-- BEGIN --
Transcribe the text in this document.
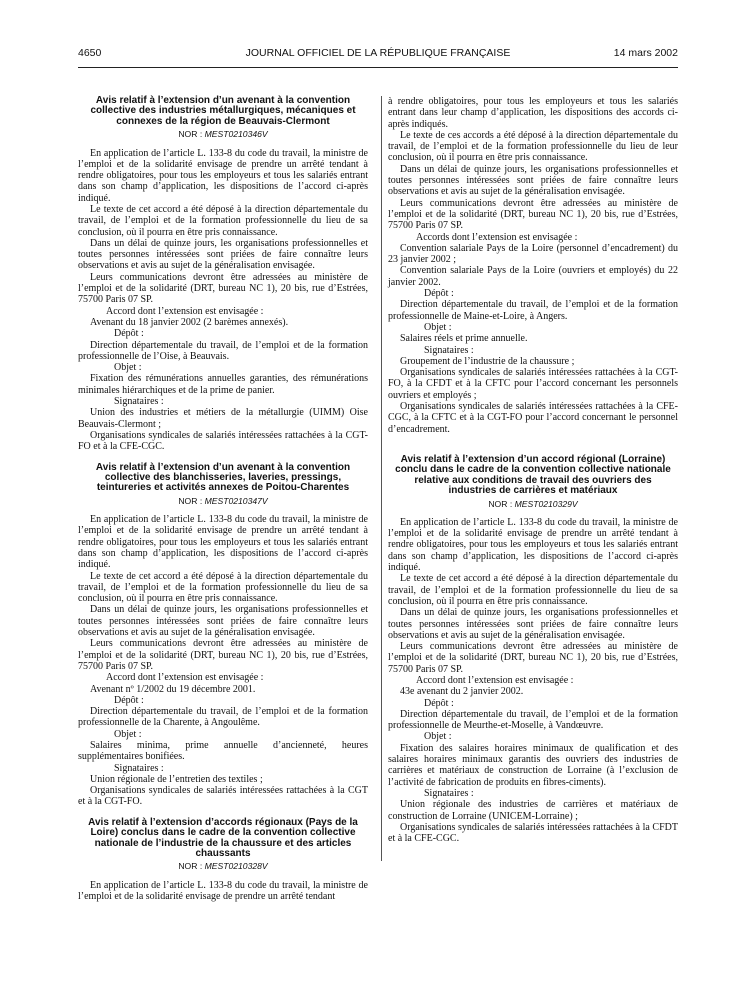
4650	JOURNAL OFFICIEL DE LA RÉPUBLIQUE FRANÇAISE	14 mars 2002
Avis relatif à l’extension d’un avenant à la convention collective des industries métallurgiques, mécaniques et connexes de la région de Beauvais-Clermont
NOR : MEST0210346V

En application de l’article L. 133-8 du code du travail, la ministre de l’emploi et de la solidarité envisage de prendre un arrêté tendant à rendre obligatoires, pour tous les employeurs et tous les salariés entrant dans son champ d’application, les dispositions de l’accord ci-après indiqué.

Le texte de cet accord a été déposé à la direction départementale du travail, de l’emploi et de la formation professionnelle du lieu de sa conclusion, où il pourra en être pris connaissance.

Dans un délai de quinze jours, les organisations professionnelles et toutes personnes intéressées sont priées de faire connaître leurs observations et avis au sujet de la généralisation envisagée.

Leurs communications devront être adressées au ministère de l’emploi et de la solidarité (DRT, bureau NC 1), 20 bis, rue d’Estrées, 75700 Paris 07 SP.

Accord dont l’extension est envisagée :

Avenant du 18 janvier 2002 (2 barèmes annexés).

Dépôt :

Direction départementale du travail, de l’emploi et de la formation professionnelle de l’Oise, à Beauvais.

Objet :

Fixation des rémunérations annuelles garanties, des rémunérations minimales hiérarchiques et de la prime de panier.

Signataires :

Union des industries et métiers de la métallurgie (UIMM) Oise Beauvais-Clermont ;

Organisations syndicales de salariés intéressées rattachées à la CGT-FO et à la CFE-CGC.

Avis relatif à l’extension d’un avenant à la convention collective des blanchisseries, laveries, pressings, teintureries et activités annexes de Poitou-Charentes
NOR : MEST0210347V

En application de l’article L. 133-8 du code du travail, la ministre de l’emploi et de la solidarité envisage de prendre un arrêté tendant à rendre obligatoires, pour tous les employeurs et tous les salariés entrant dans son champ d’application, les dispositions de l’accord ci-après indiqué.

Le texte de cet accord a été déposé à la direction départementale du travail, de l’emploi et de la formation professionnelle du lieu de sa conclusion, où il pourra en être pris connaissance.

Dans un délai de quinze jours, les organisations professionnelles et toutes personnes intéressées sont priées de faire connaître leurs observations et avis au sujet de la généralisation envisagée.

Leurs communications devront être adressées au ministère de l’emploi et de la solidarité (DRT, bureau NC 1), 20 bis, rue d’Estrées, 75700 Paris 07 SP.

Accord dont l’extension est envisagée :

Avenant nº 1/2002 du 19 décembre 2001.

Dépôt :

Direction départementale du travail, de l’emploi et de la formation professionnelle de la Charente, à Angoulême.

Objet :

Salaires minima, prime annuelle d’ancienneté, heures supplémentaires bonifiées.

Signataires :

Union régionale de l’entretien des textiles ;

Organisations syndicales de salariés intéressées rattachées à la CGT et à la CGT-FO.

Avis relatif à l’extension d’accords régionaux (Pays de la Loire) conclus dans le cadre de la convention collective nationale de l’industrie de la chaussure et des articles chaussants
NOR : MEST0210328V

En application de l’article L. 133-8 du code du travail, la ministre de l’emploi et de la solidarité envisage de prendre un arrêté tendant

à rendre obligatoires, pour tous les employeurs et tous les salariés entrant dans leur champ d’application, les dispositions des accords ci-après indiqués.

Le texte de ces accords a été déposé à la direction départementale du travail, de l’emploi et de la formation professionnelle du lieu de leur conclusion, où il pourra en être pris connaissance.

Dans un délai de quinze jours, les organisations professionnelles et toutes personnes intéressées sont priées de faire connaître leurs observations et avis au sujet de la généralisation envisagée.

Leurs communications devront être adressées au ministère de l’emploi et de la solidarité (DRT, bureau NC 1), 20 bis, rue d’Estrées, 75700 Paris 07 SP.

Accords dont l’extension est envisagée :

Convention salariale Pays de la Loire (personnel d’encadrement) du 23 janvier 2002 ;

Convention salariale Pays de la Loire (ouvriers et employés) du 22 janvier 2002.

Dépôt :

Direction départementale du travail, de l’emploi et de la formation professionnelle de Maine-et-Loire, à Angers.

Objet :

Salaires réels et prime annuelle.

Signataires :

Groupement de l’industrie de la chaussure ;

Organisations syndicales de salariés intéressées rattachées à la CGT-FO, à la CFDT et à la CFTC pour l’accord concernant les personnels ouvriers et employés ;

Organisations syndicales de salariés intéressées rattachées à la CFE-CGC, à la CFTC et à la CGT-FO pour l’accord concernant le personnel d’encadrement.

Avis relatif à l’extension d’un accord régional (Lorraine) conclu dans le cadre de la convention collective nationale relative aux conditions de travail des ouvriers des industries de carrières et matériaux
NOR : MEST0210329V

En application de l’article L. 133-8 du code du travail, la ministre de l’emploi et de la solidarité envisage de prendre un arrêté tendant à rendre obligatoires, pour tous les employeurs et tous les salariés entrant dans son champ d’application, les dispositions de l’accord ci-après indiqué.

Le texte de cet accord a été déposé à la direction départementale du travail, de l’emploi et de la formation professionnelle du lieu de sa conclusion, où il pourra en être pris connaissance.

Dans un délai de quinze jours, les organisations professionnelles et toutes personnes intéressées sont priées de faire connaître leurs observations et avis au sujet de la généralisation envisagée.

Leurs communications devront être adressées au ministère de l’emploi et de la solidarité (DRT, bureau NC 1), 20 bis, rue d’Estrées, 75700 Paris 07 SP.

Accord dont l’extension est envisagée :

43e avenant du 2 janvier 2002.

Dépôt :

Direction départementale du travail, de l’emploi et de la formation professionnelle de Meurthe-et-Moselle, à Vandœuvre.

Objet :

Fixation des salaires horaires minimaux de qualification et des salaires horaires minimaux garantis des ouvriers des industries de carrières et matériaux de construction de Lorraine (à l’exclusion de l’activité de fabrication de produits en fibres-ciments).

Signataires :

Union régionale des industries de carrières et matériaux de construction de Lorraine (UNICEM-Lorraine) ;

Organisations syndicales de salariés intéressées rattachées à la CFDT et à la CFE-CGC.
-- END --
▶ [What you should do]
Search the material above for "industries". Pull out each line where it shows up.

▶ [Solution below]
Avis relatif à l’extension d’un avenant à la convention collective des industries métallurgiques, mécaniques et connexes de la région de Beauvais-Clermont
Union des industries et métiers de la métallurgie (UIMM) Oise Beauvais-Clermont ;
Avis relatif à l’extension d’un accord régional (Lorraine) conclu dans le cadre de la convention collective nationale relative aux conditions de travail des ouvriers des industries de carrières et matériaux
Fixation des salaires horaires minimaux de qualification et des salaires horaires minimaux garantis des ouvriers des industries de carrières et matériaux de construction de Lorraine (à l’exclusion de l’activité de fabrication de produits en fibres-ciments).
Union régionale des industries de carrières et matériaux de construction de Lorraine (UNICEM-Lorraine) ;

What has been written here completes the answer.